The records should be repeated word for word, pictures excluded.

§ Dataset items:
━━━━━━

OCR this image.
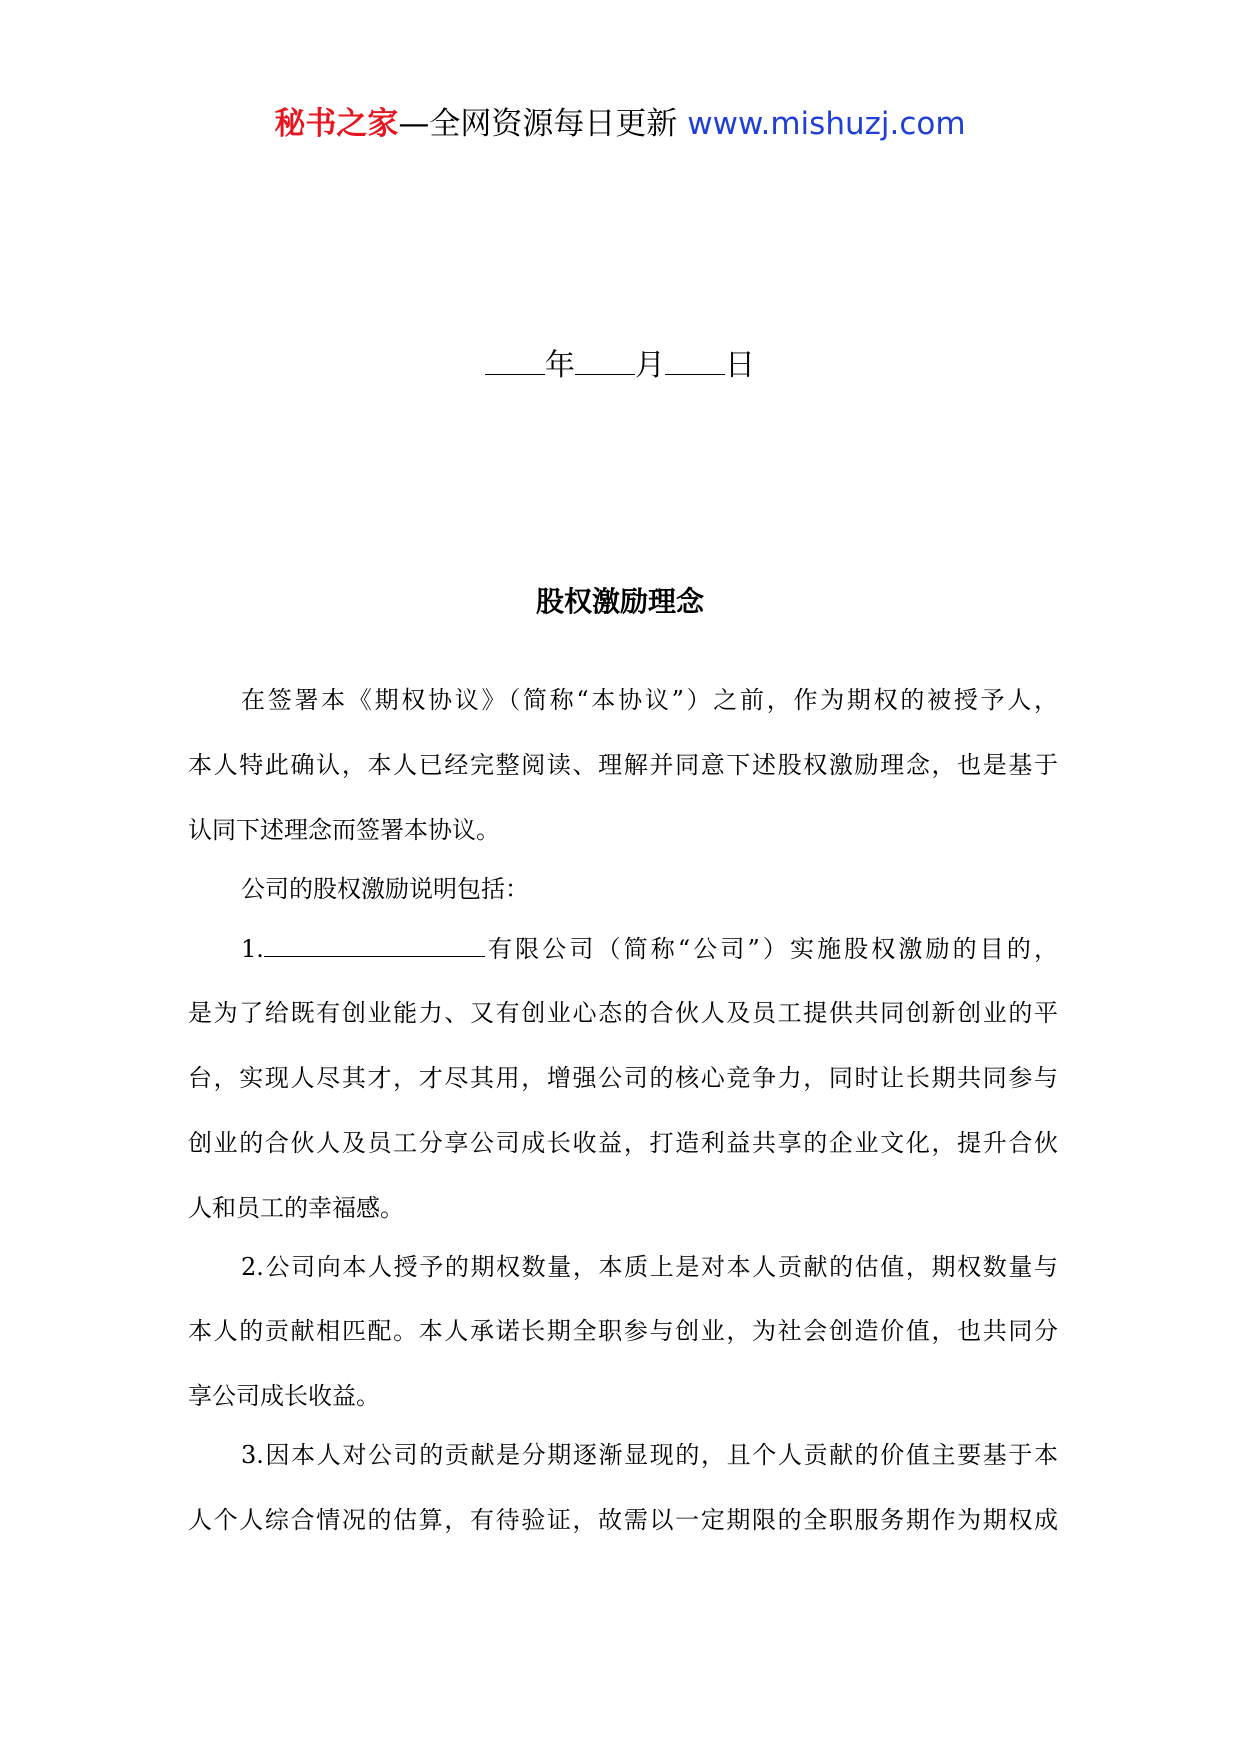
秘书之家—全网资源每日更新 www.mishuzj.com
年 月 日
股权激励理念
在签署本《期权协议》（简称“本协议”）之前，作为期权的被授予人，
本人特此确认，本人已经完整阅读、理解并同意下述股权激励理念，也是基于
认同下述理念而签署本协议。
公司的股权激励说明包括：
1.	有限公司（简称“公司”）实施股权激励的目的，
是为了给既有创业能力、又有创业心态的合伙人及员工提供共同创新创业的平
台，实现人尽其才，才尽其用，增强公司的核心竞争力，同时让长期共同参与
创业的合伙人及员工分享公司成长收益，打造利益共享的企业文化，提升合伙
人和员工的幸福感。
2.公司向本人授予的期权数量，本质上是对本人贡献的估值，期权数量与
本人的贡献相匹配。本人承诺长期全职参与创业，为社会创造价值，也共同分
享公司成长收益。
3.因本人对公司的贡献是分期逐渐显现的，且个人贡献的价值主要基于本
人个人综合情况的估算，有待验证，故需以一定期限的全职服务期作为期权成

━━━━━━

§ Full solution:
OCR this image.
秘书之家—全网资源每日更新 www.mishuzj.com
年 月 日
股权激励理念
在签署本《期权协议》（简称“本协议”）之前，作为期权的被授予人，
本人特此确认，本人已经完整阅读、理解并同意下述股权激励理念，也是基于
认同下述理念而签署本协议。
公司的股权激励说明包括：
1.	有限公司（简称“公司”）实施股权激励的目的，
是为了给既有创业能力、又有创业心态的合伙人及员工提供共同创新创业的平
台，实现人尽其才，才尽其用，增强公司的核心竞争力，同时让长期共同参与
创业的合伙人及员工分享公司成长收益，打造利益共享的企业文化，提升合伙
人和员工的幸福感。
2.公司向本人授予的期权数量，本质上是对本人贡献的估值，期权数量与
本人的贡献相匹配。本人承诺长期全职参与创业，为社会创造价值，也共同分
享公司成长收益。
3.因本人对公司的贡献是分期逐渐显现的，且个人贡献的价值主要基于本
人个人综合情况的估算，有待验证，故需以一定期限的全职服务期作为期权成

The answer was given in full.